Para que lleguen todas

Quiero suponer que con la ley nacional de paridad se acabaron los tiempos de las acusaciones de ser esposas de, se terminaron las exigencias unilaterales de méritos, las negaciones de la desigualdad estructural entre los géneros, las mujeres políticas bajadas a codazos de fotos, listas y cargos.

Por Sonia Santoro

Quiero tener esperanzas y pensar que lo que se abre es un mundo nuevo, con más espacio para que las mujeres decidan y nos representen en los lugares donde se definen nuestros destinos personales y nacionales.

Espero, también, que no seamos inocentes. Las estrategias para decidir en espacios masculinos; las presiones para ocuparse como mujeres de ciertos temas “femeninos” y no de otros; la obligación de fidelidad casi conyugal al partido o al líder, las exigencias de estar las 24 hs presentes para no ser corridas; la necesidad de formar parte de “la familia política”, de tener un padrino; los hechos políticos gestados entre gallos y medianoches, en asados, saunas y otros ámbitos poco institucionales; todo eso seguirá existiendo y a ello habrá que enfrentarse.

Estoy convencida de que ahora la ley está del lado de la igualdad. Es clara y define territorios, pone límites que abren otros caminos.

Me pregunto qué pasará con aquella noción feminista de que “cuando una mujer llega, llegamos todas”. El vértigo, la incertidumbre feliz, es pensar en cómo será el nuevo escenario político a partir de 2019, cuando lleguen todas las que tengan que llegar.

▬▬▬▬▬▬▬▬▬▬

Tareas y ejercicios:
1. Reproduce el texto sobre la ley de paridad desde "Estoy convencida de" hasta "tengan que llegar.", sin cambiar nada.
2. Según el texto sobre la ley de paridad, ¿de qué lugares se bajaba a codazos a las mujeres políticas? Enuméralos todos.
Los datos no hacen falta para resolver las tareas.

Datos para revisar:
▬▬▬▬▬▬▬▬▬▬

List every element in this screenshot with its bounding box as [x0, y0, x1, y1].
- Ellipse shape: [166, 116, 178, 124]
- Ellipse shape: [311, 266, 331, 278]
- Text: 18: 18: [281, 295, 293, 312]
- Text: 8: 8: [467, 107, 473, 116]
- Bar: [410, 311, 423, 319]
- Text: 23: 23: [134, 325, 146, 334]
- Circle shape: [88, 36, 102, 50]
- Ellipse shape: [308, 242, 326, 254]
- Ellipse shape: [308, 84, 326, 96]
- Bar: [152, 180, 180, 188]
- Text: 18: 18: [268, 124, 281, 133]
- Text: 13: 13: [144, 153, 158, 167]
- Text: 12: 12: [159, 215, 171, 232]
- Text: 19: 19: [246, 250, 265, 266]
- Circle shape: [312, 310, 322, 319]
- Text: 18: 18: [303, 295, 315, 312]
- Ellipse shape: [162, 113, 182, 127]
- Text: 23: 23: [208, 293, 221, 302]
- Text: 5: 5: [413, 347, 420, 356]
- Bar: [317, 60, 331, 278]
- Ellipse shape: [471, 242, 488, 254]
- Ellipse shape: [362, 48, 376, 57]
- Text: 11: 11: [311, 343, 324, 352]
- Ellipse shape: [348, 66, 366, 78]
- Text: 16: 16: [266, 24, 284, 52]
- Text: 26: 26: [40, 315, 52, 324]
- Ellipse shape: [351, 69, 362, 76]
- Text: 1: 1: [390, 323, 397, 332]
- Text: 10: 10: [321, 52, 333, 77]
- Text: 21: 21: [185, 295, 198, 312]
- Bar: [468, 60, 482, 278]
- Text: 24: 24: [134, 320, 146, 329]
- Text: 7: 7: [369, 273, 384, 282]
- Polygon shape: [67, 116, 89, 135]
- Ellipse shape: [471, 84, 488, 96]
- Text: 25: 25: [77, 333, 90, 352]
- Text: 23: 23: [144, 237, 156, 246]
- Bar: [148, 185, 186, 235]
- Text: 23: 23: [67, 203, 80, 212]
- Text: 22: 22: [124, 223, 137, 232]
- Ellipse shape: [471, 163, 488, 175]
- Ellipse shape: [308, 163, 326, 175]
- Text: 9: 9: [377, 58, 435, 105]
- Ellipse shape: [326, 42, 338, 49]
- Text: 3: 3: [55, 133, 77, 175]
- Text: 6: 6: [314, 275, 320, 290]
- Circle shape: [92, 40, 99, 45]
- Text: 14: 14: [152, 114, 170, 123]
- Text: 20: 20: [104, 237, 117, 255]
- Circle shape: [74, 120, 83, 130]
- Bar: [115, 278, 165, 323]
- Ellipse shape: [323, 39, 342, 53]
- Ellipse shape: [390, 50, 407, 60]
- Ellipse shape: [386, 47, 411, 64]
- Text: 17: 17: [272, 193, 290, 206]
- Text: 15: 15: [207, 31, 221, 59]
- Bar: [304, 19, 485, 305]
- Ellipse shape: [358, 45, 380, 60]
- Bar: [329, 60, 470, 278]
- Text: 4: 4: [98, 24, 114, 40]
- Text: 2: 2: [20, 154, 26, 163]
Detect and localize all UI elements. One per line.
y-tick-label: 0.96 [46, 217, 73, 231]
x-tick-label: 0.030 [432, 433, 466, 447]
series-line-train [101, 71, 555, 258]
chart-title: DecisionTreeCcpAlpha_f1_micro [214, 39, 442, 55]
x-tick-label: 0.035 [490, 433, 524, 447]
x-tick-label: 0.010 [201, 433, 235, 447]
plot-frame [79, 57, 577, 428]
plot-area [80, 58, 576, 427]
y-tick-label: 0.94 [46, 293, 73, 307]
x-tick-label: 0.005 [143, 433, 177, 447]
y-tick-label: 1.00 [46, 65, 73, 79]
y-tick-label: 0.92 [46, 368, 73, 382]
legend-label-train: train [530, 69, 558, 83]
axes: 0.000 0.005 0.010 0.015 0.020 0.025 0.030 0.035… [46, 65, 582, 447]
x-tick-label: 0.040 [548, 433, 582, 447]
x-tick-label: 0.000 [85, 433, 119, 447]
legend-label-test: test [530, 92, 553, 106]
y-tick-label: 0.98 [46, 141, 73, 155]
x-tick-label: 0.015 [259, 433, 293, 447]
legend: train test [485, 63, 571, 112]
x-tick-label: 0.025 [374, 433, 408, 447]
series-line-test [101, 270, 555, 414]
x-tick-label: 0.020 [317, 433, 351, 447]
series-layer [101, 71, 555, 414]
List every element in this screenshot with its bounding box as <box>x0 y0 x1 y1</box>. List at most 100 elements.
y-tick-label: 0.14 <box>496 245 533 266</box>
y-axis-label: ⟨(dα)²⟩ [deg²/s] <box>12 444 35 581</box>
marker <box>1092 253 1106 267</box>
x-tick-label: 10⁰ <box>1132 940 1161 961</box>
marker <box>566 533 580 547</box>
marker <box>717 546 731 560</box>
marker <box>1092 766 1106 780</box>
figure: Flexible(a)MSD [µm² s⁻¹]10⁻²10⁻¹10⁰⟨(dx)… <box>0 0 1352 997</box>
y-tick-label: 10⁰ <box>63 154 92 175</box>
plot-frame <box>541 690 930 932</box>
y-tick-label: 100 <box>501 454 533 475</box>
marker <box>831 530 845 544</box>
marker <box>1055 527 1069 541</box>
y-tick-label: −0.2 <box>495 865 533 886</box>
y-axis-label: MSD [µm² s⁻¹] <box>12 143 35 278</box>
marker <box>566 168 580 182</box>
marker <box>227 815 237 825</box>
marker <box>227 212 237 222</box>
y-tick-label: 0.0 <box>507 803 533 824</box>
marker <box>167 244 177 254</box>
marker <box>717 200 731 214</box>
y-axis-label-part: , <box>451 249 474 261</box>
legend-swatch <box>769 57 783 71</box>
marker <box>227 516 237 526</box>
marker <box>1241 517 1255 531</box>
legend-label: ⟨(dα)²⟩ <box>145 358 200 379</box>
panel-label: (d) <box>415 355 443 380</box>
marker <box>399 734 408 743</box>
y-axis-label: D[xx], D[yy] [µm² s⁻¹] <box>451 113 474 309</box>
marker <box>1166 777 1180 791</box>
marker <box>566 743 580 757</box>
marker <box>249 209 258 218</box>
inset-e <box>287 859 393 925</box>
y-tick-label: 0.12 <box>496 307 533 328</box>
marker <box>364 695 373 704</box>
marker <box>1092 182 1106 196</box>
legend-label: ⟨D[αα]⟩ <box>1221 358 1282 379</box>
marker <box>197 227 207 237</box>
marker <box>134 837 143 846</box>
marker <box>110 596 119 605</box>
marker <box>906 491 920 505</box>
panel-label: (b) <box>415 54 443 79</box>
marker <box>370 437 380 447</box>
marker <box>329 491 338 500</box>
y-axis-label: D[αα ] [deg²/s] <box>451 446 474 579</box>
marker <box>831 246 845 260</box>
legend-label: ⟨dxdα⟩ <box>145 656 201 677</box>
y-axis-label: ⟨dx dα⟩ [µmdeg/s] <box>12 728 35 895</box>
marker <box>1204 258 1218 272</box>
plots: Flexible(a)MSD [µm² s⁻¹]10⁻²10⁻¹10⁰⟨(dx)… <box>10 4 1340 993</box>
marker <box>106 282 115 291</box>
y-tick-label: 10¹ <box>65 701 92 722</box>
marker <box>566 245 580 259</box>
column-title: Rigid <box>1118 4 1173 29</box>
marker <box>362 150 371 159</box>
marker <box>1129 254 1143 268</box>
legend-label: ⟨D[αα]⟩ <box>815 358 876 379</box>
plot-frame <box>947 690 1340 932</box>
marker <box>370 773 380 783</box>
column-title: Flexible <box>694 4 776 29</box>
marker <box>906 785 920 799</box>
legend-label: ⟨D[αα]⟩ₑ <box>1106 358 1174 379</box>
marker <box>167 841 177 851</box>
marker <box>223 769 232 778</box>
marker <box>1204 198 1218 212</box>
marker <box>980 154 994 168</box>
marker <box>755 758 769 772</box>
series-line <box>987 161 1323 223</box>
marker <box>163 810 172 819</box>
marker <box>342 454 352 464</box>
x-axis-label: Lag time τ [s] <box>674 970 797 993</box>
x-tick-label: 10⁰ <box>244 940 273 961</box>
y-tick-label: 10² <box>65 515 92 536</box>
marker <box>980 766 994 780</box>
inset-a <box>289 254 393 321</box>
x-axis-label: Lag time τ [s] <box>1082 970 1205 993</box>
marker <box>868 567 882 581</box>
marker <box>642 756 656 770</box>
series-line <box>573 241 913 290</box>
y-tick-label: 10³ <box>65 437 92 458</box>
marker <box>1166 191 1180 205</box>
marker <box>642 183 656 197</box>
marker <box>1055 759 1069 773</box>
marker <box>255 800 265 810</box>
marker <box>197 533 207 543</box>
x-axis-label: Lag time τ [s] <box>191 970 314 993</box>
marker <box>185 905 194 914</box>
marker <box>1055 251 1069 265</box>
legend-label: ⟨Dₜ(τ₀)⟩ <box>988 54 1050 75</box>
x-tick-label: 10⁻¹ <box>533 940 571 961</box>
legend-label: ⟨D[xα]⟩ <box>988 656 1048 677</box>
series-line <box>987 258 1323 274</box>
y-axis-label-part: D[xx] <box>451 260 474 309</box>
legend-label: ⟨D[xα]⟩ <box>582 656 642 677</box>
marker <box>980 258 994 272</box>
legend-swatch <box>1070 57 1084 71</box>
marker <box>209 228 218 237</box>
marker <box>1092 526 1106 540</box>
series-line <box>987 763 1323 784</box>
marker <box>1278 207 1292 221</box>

▬▬▬▬▬▬▬▬▬▬

Soluciones por tarea:
1.
Estoy convencida de que ahora la ley está del lado de la igualdad. Es clara y define territorios, pone límites que abren otros caminos.

Me pregunto qué pasará con aquella noción feminista de que “cuando una mujer llega, llegamos todas”. El vértigo, la incertidumbre feliz, es pensar en cómo será el nuevo escenario político a partir de 2019, cuando lleguen todas las que tengan que llegar.

2. Fotos, listas y cargos.